Saved entries
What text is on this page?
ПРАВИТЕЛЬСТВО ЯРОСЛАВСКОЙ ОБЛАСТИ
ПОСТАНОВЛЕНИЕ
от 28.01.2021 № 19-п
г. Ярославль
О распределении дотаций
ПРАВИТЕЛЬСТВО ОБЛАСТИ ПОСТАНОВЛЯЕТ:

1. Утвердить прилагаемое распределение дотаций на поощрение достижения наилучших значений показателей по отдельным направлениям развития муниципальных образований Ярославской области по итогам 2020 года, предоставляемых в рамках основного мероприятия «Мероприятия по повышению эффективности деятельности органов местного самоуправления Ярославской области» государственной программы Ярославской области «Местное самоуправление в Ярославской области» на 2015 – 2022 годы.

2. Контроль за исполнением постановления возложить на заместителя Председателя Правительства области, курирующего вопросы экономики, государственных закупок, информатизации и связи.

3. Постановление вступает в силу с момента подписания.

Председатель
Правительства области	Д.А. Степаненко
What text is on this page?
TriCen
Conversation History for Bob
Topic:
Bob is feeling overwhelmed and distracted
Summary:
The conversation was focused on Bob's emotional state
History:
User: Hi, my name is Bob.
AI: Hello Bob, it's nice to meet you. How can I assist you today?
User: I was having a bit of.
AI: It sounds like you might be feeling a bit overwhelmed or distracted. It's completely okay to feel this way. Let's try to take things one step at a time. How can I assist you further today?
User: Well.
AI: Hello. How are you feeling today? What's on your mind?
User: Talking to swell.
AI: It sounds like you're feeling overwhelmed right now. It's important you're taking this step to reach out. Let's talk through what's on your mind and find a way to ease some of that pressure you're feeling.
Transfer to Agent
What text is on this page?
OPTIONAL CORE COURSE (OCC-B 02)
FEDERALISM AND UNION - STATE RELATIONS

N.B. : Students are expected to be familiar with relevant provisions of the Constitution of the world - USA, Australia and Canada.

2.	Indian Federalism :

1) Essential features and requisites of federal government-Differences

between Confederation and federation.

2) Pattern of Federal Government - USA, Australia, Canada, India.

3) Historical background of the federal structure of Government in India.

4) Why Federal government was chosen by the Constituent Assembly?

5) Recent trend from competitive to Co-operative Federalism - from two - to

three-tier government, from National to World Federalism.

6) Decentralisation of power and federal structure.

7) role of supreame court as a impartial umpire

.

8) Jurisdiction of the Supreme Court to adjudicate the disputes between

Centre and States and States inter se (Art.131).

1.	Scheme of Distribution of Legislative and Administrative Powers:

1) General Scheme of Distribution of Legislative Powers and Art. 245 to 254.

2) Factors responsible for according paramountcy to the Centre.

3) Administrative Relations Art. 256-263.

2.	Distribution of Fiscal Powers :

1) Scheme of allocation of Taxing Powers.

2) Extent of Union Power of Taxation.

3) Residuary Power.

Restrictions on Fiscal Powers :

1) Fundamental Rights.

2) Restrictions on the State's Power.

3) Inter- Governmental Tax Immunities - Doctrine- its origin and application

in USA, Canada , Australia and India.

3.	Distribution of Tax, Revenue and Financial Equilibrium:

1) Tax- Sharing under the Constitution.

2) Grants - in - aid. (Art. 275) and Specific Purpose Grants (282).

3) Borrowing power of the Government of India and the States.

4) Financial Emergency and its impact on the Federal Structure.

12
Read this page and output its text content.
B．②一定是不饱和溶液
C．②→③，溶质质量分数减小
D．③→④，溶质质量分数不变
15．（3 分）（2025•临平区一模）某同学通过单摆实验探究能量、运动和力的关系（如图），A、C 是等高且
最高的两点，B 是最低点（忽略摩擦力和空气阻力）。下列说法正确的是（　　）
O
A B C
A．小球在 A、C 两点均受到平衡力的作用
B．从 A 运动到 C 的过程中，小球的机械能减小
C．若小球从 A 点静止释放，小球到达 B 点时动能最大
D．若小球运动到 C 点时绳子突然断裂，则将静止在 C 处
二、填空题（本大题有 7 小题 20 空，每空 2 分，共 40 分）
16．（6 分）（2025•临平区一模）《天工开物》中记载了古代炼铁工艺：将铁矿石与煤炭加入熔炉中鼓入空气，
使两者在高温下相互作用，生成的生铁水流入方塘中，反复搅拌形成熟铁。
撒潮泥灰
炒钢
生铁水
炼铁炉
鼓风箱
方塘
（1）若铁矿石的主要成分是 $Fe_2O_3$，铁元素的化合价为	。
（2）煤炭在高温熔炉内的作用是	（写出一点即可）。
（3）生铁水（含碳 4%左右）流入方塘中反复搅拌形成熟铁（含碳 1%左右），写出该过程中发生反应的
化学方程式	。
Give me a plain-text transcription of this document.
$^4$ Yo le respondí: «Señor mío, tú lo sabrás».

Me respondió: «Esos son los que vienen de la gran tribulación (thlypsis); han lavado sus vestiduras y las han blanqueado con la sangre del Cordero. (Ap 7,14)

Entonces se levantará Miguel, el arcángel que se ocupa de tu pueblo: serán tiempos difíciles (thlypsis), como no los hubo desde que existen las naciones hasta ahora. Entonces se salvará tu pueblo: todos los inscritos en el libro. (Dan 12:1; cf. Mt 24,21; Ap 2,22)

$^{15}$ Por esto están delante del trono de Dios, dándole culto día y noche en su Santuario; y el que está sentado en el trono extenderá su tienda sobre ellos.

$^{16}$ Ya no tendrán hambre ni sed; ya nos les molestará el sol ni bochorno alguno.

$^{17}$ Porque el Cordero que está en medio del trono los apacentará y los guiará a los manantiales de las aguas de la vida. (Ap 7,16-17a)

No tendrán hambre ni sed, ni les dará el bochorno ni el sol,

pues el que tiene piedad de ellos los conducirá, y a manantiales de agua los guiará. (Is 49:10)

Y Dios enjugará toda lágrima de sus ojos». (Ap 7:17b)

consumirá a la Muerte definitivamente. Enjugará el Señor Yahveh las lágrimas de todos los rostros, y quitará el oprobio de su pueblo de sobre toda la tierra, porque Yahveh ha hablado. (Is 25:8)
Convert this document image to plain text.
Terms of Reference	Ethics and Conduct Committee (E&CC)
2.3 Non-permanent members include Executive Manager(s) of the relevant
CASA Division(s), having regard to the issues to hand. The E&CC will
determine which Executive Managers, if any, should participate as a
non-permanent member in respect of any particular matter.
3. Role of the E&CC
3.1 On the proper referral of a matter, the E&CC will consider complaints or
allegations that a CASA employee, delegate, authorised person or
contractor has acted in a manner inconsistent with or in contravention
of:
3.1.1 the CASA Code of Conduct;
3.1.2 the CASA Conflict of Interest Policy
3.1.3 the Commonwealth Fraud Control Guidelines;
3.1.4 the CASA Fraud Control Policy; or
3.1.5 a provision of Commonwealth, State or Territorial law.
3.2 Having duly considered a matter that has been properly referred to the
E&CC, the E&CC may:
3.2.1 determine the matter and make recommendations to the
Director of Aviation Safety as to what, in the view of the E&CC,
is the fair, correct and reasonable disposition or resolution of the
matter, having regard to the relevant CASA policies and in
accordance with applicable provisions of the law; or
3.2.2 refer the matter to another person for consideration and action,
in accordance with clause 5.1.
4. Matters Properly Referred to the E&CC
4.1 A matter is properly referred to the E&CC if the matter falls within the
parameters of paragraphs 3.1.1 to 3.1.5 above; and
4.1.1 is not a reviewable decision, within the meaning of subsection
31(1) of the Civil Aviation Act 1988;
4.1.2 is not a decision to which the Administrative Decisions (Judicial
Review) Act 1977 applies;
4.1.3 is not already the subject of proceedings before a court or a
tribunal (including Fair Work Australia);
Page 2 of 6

## Exercise description
For the data above, state how many lines contain "Aviation"; the number is the whole answer.

## Exercise output
2